* **Exercise task**
Quote the listing in full, exactly as given, minus any pictures.

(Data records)

##########

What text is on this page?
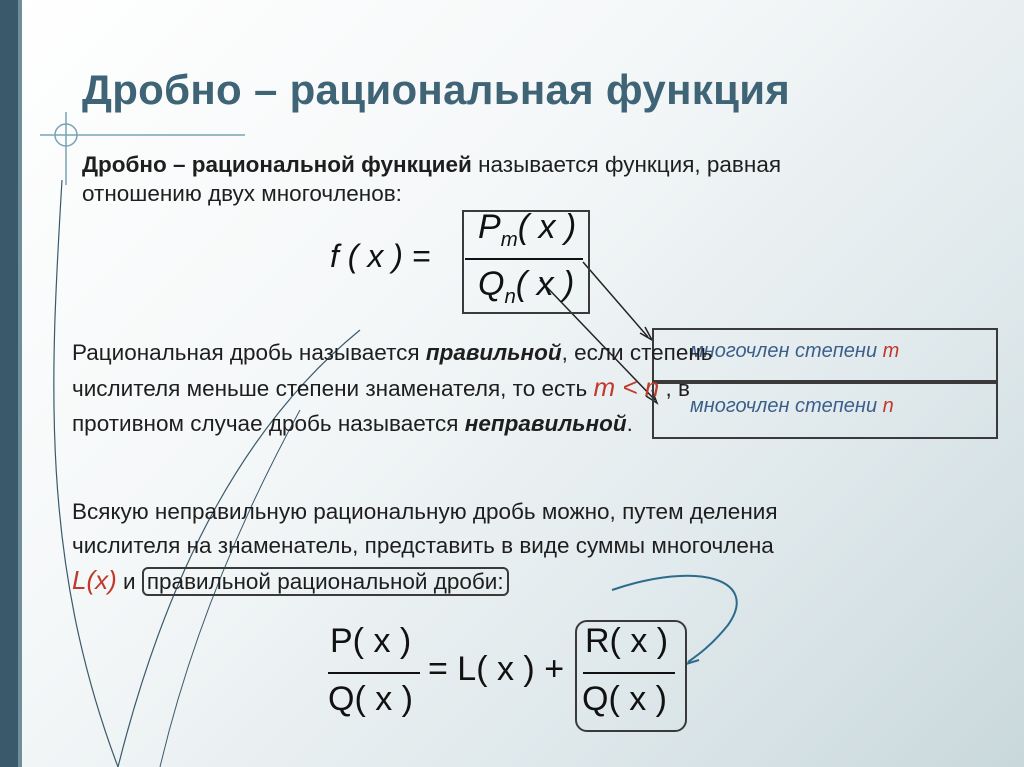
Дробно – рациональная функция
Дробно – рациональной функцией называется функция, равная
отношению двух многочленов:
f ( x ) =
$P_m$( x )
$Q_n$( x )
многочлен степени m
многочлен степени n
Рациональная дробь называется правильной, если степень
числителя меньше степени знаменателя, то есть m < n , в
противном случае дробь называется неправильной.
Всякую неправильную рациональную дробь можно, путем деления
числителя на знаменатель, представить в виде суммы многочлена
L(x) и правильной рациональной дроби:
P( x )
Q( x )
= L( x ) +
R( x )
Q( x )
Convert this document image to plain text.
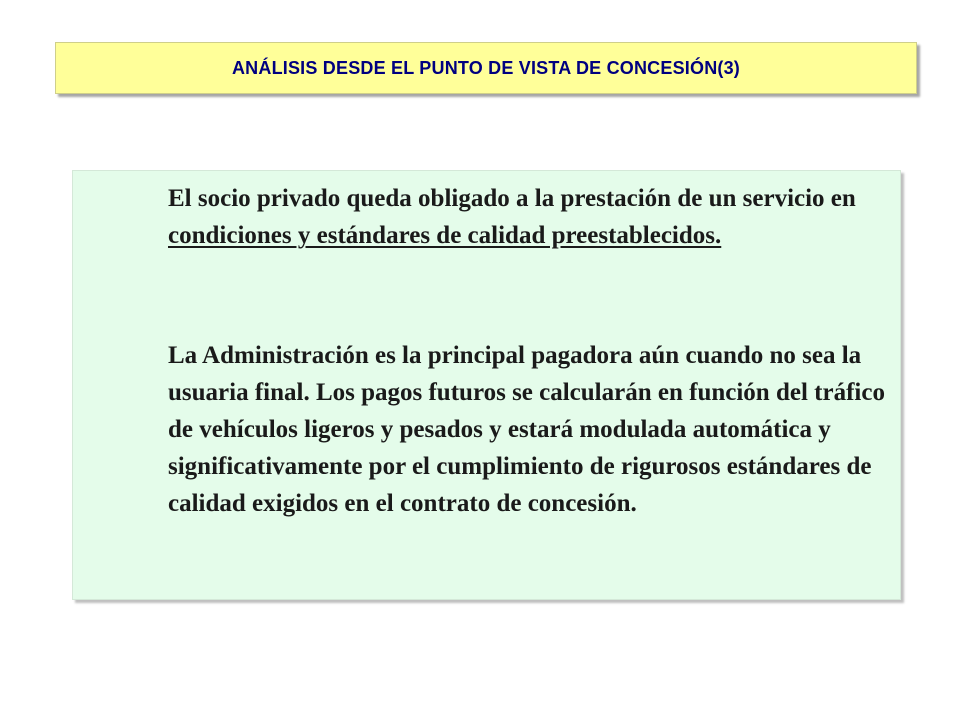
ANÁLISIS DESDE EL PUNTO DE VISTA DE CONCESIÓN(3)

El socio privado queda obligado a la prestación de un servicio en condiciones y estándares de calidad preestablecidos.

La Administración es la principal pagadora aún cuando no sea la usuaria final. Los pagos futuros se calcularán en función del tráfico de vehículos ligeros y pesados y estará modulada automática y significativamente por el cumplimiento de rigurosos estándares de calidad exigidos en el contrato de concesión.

##########

* **Exercise solution**
What text is on this page?
Дробно – рациональная функция
Дробно – рациональной функцией называется функция, равная
отношению двух многочленов:
f ( x ) =
$P_m$( x )
$Q_n$( x )
многочлен степени m
многочлен степени n
Рациональная дробь называется правильной, если степень
числителя меньше степени знаменателя, то есть m < n , в
противном случае дробь называется неправильной.
Всякую неправильную рациональную дробь можно, путем деления
числителя на знаменатель, представить в виде суммы многочлена
L(x) и правильной рациональной дроби:
P( x )
Q( x )
= L( x ) +
R( x )
Q( x )
Convert this document image to plain text.
ANÁLISIS DESDE EL PUNTO DE VISTA DE CONCESIÓN(3)

El socio privado queda obligado a la prestación de un servicio en condiciones y estándares de calidad preestablecidos.

La Administración es la principal pagadora aún cuando no sea la usuaria final. Los pagos futuros se calcularán en función del tráfico de vehículos ligeros y pesados y estará modulada automática y significativamente por el cumplimiento de rigurosos estándares de calidad exigidos en el contrato de concesión.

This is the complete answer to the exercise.